Saved entries

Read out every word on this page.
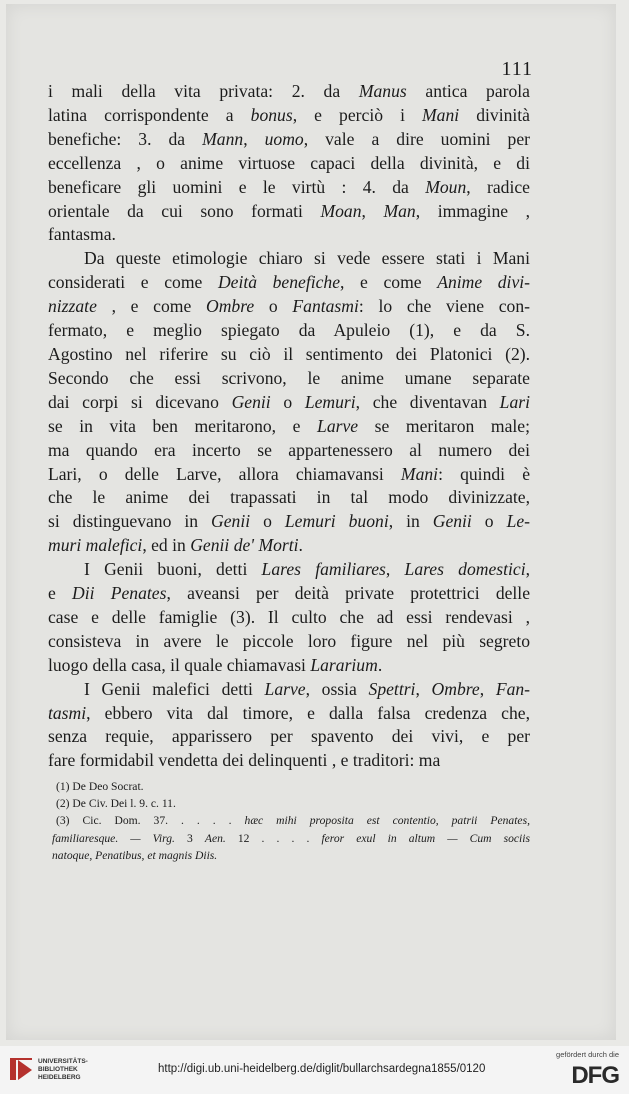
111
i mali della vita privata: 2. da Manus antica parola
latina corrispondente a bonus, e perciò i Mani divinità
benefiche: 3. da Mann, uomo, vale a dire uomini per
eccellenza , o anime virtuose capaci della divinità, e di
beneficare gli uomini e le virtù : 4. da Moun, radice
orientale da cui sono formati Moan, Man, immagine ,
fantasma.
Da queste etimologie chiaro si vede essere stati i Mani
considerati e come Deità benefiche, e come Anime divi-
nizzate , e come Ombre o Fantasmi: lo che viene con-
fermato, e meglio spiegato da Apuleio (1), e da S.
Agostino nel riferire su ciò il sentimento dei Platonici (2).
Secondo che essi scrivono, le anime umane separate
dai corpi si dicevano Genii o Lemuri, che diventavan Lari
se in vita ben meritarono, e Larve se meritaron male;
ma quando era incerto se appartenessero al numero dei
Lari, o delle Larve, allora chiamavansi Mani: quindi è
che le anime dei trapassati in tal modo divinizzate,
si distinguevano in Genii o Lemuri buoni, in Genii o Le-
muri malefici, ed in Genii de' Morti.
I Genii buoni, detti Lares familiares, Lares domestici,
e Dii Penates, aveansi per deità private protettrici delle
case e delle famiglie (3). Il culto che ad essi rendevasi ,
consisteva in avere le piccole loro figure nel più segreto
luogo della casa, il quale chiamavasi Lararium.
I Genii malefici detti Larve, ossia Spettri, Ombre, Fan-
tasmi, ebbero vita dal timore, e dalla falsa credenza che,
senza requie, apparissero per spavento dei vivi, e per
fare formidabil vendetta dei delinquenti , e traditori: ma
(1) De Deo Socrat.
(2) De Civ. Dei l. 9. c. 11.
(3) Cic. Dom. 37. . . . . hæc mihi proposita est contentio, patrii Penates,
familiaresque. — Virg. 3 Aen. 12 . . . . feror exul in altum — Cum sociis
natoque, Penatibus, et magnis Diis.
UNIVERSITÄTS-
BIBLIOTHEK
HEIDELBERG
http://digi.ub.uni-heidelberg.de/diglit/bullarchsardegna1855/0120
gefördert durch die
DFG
---
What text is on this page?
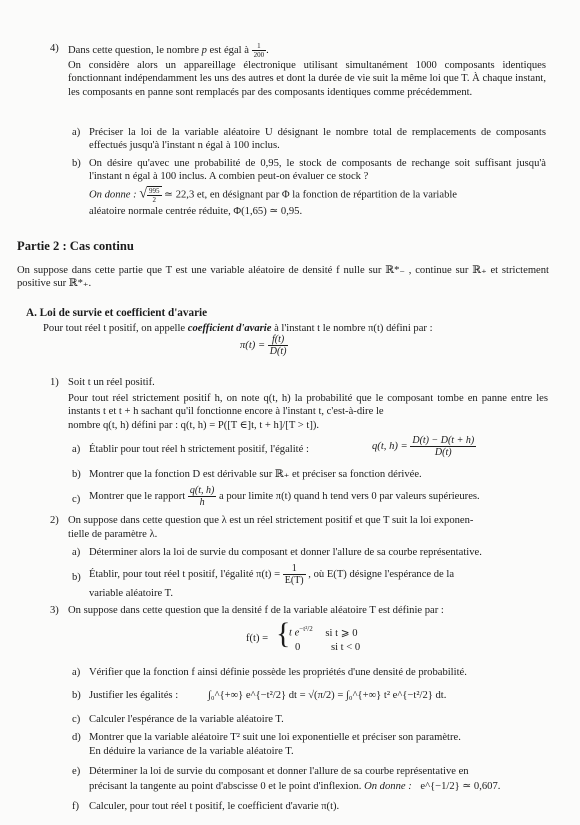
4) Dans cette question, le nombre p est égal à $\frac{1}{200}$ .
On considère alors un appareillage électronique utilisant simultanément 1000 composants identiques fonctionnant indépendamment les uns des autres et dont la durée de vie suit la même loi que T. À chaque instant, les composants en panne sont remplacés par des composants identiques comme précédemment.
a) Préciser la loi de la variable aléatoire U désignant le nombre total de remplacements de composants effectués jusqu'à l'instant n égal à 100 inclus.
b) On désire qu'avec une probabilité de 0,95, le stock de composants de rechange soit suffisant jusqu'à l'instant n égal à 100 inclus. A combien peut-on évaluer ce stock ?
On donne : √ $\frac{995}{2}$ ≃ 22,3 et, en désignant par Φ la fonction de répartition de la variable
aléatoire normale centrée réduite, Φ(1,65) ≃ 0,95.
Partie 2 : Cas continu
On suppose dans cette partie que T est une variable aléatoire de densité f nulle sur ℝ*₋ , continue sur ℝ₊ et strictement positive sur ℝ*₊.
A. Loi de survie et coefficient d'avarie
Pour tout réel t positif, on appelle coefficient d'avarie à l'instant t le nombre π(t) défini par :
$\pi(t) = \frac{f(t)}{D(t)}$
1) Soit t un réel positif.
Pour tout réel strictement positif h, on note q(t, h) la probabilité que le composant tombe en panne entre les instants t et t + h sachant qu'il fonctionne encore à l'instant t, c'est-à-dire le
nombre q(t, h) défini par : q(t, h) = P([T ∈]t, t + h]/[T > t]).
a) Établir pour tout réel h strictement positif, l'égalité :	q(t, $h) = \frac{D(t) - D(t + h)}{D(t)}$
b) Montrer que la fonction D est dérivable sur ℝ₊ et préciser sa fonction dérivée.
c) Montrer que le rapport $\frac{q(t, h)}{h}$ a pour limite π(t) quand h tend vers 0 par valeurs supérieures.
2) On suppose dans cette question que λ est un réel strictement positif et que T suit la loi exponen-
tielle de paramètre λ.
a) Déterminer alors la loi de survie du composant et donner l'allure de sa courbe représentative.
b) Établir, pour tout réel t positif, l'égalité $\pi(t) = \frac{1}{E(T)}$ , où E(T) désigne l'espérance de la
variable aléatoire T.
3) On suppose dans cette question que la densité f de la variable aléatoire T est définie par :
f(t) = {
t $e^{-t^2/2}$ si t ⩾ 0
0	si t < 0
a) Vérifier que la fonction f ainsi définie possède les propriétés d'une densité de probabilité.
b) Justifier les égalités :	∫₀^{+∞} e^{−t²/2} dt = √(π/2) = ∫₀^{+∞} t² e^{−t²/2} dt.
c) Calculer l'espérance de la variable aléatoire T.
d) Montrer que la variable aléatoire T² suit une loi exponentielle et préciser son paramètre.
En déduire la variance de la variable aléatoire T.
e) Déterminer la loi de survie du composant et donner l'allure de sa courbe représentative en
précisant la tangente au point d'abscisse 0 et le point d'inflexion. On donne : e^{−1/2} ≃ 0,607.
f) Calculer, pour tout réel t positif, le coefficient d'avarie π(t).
* * *
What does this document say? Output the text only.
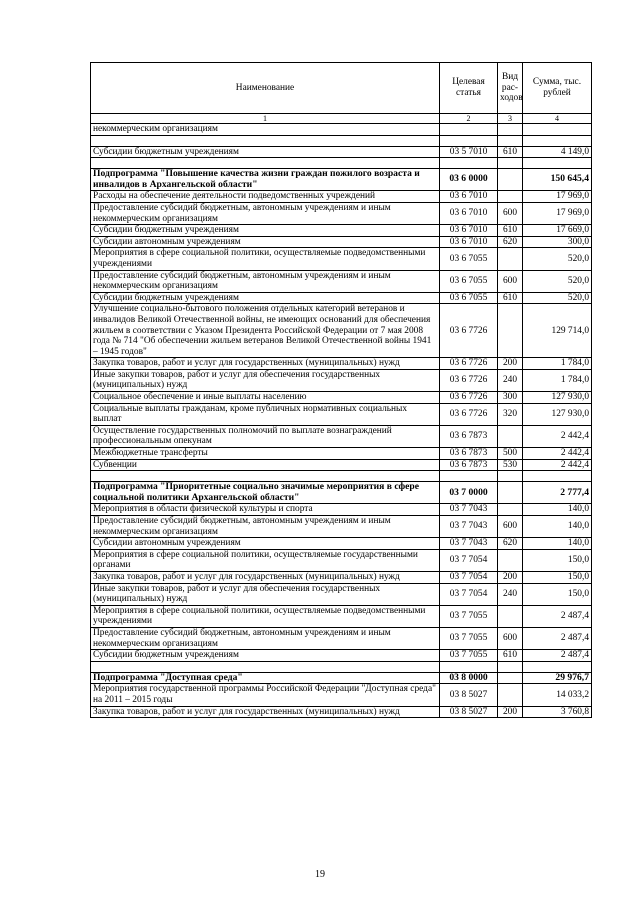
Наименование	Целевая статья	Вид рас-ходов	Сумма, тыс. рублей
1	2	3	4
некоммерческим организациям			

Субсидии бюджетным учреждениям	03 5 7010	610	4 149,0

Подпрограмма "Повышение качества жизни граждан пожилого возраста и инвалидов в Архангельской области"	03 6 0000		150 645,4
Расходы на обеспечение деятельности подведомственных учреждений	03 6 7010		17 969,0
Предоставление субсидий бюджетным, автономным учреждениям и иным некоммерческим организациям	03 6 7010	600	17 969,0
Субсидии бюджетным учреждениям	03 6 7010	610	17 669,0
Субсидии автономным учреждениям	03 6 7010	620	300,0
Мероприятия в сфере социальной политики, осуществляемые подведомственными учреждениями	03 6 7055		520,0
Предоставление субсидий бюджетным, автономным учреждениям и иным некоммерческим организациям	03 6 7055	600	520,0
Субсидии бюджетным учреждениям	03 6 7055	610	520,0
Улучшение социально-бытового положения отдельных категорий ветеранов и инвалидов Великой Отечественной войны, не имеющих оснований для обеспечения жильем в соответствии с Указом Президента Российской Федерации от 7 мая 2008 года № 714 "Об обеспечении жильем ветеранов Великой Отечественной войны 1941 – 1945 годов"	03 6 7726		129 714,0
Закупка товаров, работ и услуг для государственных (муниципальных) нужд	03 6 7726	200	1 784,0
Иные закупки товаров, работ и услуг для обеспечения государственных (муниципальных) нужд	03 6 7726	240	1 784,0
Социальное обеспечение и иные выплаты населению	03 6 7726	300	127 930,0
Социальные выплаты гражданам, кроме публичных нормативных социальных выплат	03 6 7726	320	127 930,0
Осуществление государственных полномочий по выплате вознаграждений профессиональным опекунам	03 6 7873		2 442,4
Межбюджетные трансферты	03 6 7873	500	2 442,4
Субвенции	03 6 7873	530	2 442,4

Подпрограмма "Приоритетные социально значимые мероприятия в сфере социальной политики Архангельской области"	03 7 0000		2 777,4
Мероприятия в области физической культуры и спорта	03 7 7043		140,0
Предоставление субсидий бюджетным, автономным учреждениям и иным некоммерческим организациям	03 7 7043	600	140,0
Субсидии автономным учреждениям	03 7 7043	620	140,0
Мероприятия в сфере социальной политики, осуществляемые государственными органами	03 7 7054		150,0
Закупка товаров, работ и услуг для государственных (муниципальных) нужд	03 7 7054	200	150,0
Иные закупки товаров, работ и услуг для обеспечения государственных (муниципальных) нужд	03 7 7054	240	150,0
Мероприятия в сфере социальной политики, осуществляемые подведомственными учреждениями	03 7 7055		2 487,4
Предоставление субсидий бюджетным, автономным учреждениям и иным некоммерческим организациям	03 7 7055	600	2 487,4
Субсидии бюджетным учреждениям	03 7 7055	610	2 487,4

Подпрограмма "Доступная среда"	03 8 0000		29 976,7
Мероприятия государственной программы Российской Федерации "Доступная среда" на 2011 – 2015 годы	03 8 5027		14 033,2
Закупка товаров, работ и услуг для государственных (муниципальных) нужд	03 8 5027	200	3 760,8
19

CHALLENGE
Write down every line of the data above that includes the string "page".

RESULT FOR THIS TASK
Read out every word on this page.
What text is on this page?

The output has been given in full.